# [Problem requirements]
Using the material below, copy every line where "right" appears.

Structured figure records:
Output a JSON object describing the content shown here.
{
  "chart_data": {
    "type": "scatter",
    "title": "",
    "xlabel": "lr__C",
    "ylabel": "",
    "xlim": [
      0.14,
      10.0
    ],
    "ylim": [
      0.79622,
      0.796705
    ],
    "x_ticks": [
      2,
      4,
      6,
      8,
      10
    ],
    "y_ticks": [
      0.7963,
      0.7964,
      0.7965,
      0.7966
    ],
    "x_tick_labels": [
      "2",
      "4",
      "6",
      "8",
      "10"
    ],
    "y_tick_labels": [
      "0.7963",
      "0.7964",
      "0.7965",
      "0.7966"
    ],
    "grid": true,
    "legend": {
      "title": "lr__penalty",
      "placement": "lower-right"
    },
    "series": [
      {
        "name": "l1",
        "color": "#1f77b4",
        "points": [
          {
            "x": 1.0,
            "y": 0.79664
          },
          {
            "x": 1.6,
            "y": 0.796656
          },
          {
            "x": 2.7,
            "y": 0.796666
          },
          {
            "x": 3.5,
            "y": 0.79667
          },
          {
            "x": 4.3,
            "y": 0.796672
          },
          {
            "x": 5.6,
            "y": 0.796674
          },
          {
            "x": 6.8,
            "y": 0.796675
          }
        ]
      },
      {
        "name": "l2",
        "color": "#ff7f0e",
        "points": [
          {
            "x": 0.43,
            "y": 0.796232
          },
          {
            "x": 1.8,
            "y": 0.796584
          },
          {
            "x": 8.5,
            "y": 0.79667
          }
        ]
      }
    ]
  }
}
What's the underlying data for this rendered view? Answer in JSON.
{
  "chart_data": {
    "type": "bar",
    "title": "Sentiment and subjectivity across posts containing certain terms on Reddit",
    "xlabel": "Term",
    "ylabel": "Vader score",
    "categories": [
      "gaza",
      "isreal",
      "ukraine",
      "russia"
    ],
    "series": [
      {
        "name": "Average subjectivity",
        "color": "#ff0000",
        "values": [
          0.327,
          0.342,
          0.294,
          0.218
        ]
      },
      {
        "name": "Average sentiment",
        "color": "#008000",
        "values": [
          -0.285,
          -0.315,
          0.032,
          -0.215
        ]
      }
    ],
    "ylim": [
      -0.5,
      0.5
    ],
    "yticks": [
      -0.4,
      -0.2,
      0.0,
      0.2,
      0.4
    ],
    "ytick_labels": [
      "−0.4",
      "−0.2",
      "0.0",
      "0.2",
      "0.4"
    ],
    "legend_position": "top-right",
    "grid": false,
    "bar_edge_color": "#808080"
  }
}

# [Solution]
      "placement": "lower-right"
    "legend_position": "top-right",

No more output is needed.